◆ **WHAT IS NEEDED**:
Duplicate these lines exactly.

Bounding box entries:
begin

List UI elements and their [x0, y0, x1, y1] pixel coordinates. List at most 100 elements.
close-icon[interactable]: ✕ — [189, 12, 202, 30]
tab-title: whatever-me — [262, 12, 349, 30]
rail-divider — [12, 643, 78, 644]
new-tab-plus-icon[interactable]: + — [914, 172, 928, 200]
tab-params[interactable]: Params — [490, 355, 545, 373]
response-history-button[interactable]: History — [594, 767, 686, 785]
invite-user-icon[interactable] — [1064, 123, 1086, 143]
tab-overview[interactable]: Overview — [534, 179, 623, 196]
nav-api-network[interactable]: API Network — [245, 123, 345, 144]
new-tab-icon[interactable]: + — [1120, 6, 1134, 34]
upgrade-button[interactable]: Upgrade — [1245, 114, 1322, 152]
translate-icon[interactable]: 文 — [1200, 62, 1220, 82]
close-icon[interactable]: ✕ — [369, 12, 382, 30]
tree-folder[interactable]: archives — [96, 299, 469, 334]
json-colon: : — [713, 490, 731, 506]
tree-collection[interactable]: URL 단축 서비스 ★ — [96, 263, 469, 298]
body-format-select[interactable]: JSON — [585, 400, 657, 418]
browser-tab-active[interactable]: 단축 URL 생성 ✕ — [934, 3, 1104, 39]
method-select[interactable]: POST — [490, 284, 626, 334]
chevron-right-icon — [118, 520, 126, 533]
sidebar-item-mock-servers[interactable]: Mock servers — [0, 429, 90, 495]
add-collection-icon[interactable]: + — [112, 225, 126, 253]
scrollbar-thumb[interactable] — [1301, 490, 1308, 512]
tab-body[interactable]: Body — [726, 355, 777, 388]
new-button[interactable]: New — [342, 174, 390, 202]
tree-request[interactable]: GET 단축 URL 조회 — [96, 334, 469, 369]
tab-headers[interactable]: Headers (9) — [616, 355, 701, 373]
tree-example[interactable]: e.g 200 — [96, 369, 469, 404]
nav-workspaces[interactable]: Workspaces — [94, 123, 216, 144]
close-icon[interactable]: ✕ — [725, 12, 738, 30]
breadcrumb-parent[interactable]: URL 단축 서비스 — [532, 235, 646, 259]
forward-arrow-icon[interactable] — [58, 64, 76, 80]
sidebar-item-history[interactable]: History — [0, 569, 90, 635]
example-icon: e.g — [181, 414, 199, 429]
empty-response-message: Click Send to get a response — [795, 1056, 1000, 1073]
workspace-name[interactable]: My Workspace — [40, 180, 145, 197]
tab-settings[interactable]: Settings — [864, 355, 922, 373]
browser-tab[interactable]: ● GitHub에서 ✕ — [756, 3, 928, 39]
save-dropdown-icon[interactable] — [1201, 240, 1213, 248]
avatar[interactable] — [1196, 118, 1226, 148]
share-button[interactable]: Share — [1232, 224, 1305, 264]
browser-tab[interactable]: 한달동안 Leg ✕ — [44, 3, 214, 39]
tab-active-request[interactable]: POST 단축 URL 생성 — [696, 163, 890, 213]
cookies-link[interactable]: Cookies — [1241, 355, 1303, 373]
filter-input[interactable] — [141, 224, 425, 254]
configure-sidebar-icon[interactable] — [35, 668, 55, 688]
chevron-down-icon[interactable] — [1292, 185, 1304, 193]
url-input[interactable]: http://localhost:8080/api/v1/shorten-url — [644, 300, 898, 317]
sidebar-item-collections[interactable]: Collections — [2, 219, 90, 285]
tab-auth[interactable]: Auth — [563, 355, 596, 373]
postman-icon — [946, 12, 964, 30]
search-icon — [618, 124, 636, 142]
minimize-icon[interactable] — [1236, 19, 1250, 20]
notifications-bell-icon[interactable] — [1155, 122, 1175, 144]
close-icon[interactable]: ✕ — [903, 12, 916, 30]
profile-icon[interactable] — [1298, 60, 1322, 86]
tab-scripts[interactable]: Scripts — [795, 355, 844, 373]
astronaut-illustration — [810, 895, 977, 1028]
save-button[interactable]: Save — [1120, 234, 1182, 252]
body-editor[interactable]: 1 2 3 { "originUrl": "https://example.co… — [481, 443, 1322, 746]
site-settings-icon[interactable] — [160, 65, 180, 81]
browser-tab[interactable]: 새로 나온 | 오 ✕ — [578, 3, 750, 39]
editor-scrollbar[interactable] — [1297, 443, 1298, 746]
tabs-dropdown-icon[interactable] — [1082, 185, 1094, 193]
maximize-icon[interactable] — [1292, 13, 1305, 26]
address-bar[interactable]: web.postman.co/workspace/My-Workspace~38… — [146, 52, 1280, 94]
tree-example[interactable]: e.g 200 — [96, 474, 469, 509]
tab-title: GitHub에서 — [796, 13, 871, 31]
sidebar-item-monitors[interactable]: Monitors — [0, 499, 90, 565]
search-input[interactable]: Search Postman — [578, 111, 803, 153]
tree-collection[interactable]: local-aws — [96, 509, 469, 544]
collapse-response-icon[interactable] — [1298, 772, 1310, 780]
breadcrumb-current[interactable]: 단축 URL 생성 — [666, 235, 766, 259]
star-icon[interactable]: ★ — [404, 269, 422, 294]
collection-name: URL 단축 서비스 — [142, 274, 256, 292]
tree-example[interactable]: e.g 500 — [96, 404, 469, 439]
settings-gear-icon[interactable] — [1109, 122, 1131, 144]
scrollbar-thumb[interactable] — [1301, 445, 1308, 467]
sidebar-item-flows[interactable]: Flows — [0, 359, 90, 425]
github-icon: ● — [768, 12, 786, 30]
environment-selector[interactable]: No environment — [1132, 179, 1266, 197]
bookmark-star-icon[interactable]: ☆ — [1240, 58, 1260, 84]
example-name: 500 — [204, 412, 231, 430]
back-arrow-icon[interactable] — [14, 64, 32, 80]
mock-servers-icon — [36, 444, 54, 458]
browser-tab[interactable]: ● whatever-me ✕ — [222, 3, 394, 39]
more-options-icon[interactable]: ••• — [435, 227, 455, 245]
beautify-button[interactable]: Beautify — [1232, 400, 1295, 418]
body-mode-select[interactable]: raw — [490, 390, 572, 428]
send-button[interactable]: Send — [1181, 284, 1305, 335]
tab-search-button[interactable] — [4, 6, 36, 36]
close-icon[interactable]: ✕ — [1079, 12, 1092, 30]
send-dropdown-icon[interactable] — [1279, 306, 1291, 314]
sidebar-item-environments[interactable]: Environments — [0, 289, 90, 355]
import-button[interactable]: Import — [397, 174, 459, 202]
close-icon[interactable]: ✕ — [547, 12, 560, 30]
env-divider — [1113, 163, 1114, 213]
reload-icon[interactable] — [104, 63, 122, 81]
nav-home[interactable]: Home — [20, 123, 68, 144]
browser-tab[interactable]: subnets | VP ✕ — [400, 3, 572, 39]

end

◆ **RESULT**:
List UI elements and their [x0, y0, x1, y1] pixel coordinates. List at most 100 elements.
close-icon[interactable]: ✕ — [189, 12, 202, 30]
tab-title: whatever-me — [262, 12, 349, 30]
rail-divider — [12, 643, 78, 644]
new-tab-plus-icon[interactable]: + — [914, 172, 928, 200]
tab-params[interactable]: Params — [490, 355, 545, 373]
response-history-button[interactable]: History — [594, 767, 686, 785]
invite-user-icon[interactable] — [1064, 123, 1086, 143]
tab-overview[interactable]: Overview — [534, 179, 623, 196]
nav-api-network[interactable]: API Network — [245, 123, 345, 144]
new-tab-icon[interactable]: + — [1120, 6, 1134, 34]
upgrade-button[interactable]: Upgrade — [1245, 114, 1322, 152]
translate-icon[interactable]: 文 — [1200, 62, 1220, 82]
close-icon[interactable]: ✕ — [369, 12, 382, 30]
tree-folder[interactable]: archives — [96, 299, 469, 334]
json-colon: : — [713, 490, 731, 506]
tree-collection[interactable]: URL 단축 서비스 ★ — [96, 263, 469, 298]
body-format-select[interactable]: JSON — [585, 400, 657, 418]
browser-tab-active[interactable]: 단축 URL 생성 ✕ — [934, 3, 1104, 39]
method-select[interactable]: POST — [490, 284, 626, 334]
chevron-right-icon — [118, 520, 126, 533]
sidebar-item-mock-servers[interactable]: Mock servers — [0, 429, 90, 495]
add-collection-icon[interactable]: + — [112, 225, 126, 253]
scrollbar-thumb[interactable] — [1301, 490, 1308, 512]
tab-body[interactable]: Body — [726, 355, 777, 388]
new-button[interactable]: New — [342, 174, 390, 202]
tree-request[interactable]: GET 단축 URL 조회 — [96, 334, 469, 369]
tab-headers[interactable]: Headers (9) — [616, 355, 701, 373]
tree-example[interactable]: e.g 200 — [96, 369, 469, 404]
nav-workspaces[interactable]: Workspaces — [94, 123, 216, 144]
close-icon[interactable]: ✕ — [725, 12, 738, 30]
breadcrumb-parent[interactable]: URL 단축 서비스 — [532, 235, 646, 259]
forward-arrow-icon[interactable] — [58, 64, 76, 80]
sidebar-item-history[interactable]: History — [0, 569, 90, 635]
example-icon: e.g — [181, 414, 199, 429]
empty-response-message: Click Send to get a response — [795, 1056, 1000, 1073]
workspace-name[interactable]: My Workspace — [40, 180, 145, 197]
tab-settings[interactable]: Settings — [864, 355, 922, 373]
browser-tab[interactable]: ● GitHub에서 ✕ — [756, 3, 928, 39]
save-dropdown-icon[interactable] — [1201, 240, 1213, 248]
avatar[interactable] — [1196, 118, 1226, 148]
share-button[interactable]: Share — [1232, 224, 1305, 264]
browser-tab[interactable]: 한달동안 Leg ✕ — [44, 3, 214, 39]
tab-active-request[interactable]: POST 단축 URL 생성 — [696, 163, 890, 213]
cookies-link[interactable]: Cookies — [1241, 355, 1303, 373]
filter-input[interactable] — [141, 224, 425, 254]
configure-sidebar-icon[interactable] — [35, 668, 55, 688]
chevron-down-icon[interactable] — [1292, 185, 1304, 193]
url-input[interactable]: http://localhost:8080/api/v1/shorten-url — [644, 300, 898, 317]
sidebar-item-collections[interactable]: Collections — [2, 219, 90, 285]
tab-auth[interactable]: Auth — [563, 355, 596, 373]
postman-icon — [946, 12, 964, 30]
search-icon — [618, 124, 636, 142]
minimize-icon[interactable] — [1236, 19, 1250, 20]
notifications-bell-icon[interactable] — [1155, 122, 1175, 144]
close-icon[interactable]: ✕ — [903, 12, 916, 30]
profile-icon[interactable] — [1298, 60, 1322, 86]
tab-scripts[interactable]: Scripts — [795, 355, 844, 373]
astronaut-illustration — [810, 895, 977, 1028]
save-button[interactable]: Save — [1120, 234, 1182, 252]
body-editor[interactable]: 1 2 3 { "originUrl": "https://example.co… — [481, 443, 1322, 746]
site-settings-icon[interactable] — [160, 65, 180, 81]
browser-tab[interactable]: 새로 나온 | 오 ✕ — [578, 3, 750, 39]
editor-scrollbar[interactable] — [1297, 443, 1298, 746]
tabs-dropdown-icon[interactable] — [1082, 185, 1094, 193]
maximize-icon[interactable] — [1292, 13, 1305, 26]
address-bar[interactable]: web.postman.co/workspace/My-Workspace~38… — [146, 52, 1280, 94]
tree-example[interactable]: e.g 200 — [96, 474, 469, 509]
tab-title: GitHub에서 — [796, 13, 871, 31]
sidebar-item-monitors[interactable]: Monitors — [0, 499, 90, 565]
search-input[interactable]: Search Postman — [578, 111, 803, 153]
tree-collection[interactable]: local-aws — [96, 509, 469, 544]
collapse-response-icon[interactable] — [1298, 772, 1310, 780]
breadcrumb-current[interactable]: 단축 URL 생성 — [666, 235, 766, 259]
star-icon[interactable]: ★ — [404, 269, 422, 294]
collection-name: URL 단축 서비스 — [142, 274, 256, 292]
tree-example[interactable]: e.g 500 — [96, 404, 469, 439]
settings-gear-icon[interactable] — [1109, 122, 1131, 144]
scrollbar-thumb[interactable] — [1301, 445, 1308, 467]
sidebar-item-flows[interactable]: Flows — [0, 359, 90, 425]
github-icon: ● — [768, 12, 786, 30]
environment-selector[interactable]: No environment — [1132, 179, 1266, 197]
bookmark-star-icon[interactable]: ☆ — [1240, 58, 1260, 84]
example-name: 500 — [204, 412, 231, 430]
back-arrow-icon[interactable] — [14, 64, 32, 80]
mock-servers-icon — [36, 444, 54, 458]
browser-tab[interactable]: ● whatever-me ✕ — [222, 3, 394, 39]
more-options-icon[interactable]: ••• — [435, 227, 455, 245]
beautify-button[interactable]: Beautify — [1232, 400, 1295, 418]
body-mode-select[interactable]: raw — [490, 390, 572, 428]
send-button[interactable]: Send — [1181, 284, 1305, 335]
tab-search-button[interactable] — [4, 6, 36, 36]
close-icon[interactable]: ✕ — [1079, 12, 1092, 30]
send-dropdown-icon[interactable] — [1279, 306, 1291, 314]
sidebar-item-environments[interactable]: Environments — [0, 289, 90, 355]
import-button[interactable]: Import — [397, 174, 459, 202]
close-icon[interactable]: ✕ — [547, 12, 560, 30]
env-divider — [1113, 163, 1114, 213]
reload-icon[interactable] — [104, 63, 122, 81]
nav-home[interactable]: Home — [20, 123, 68, 144]
browser-tab[interactable]: subnets | VP ✕ — [400, 3, 572, 39]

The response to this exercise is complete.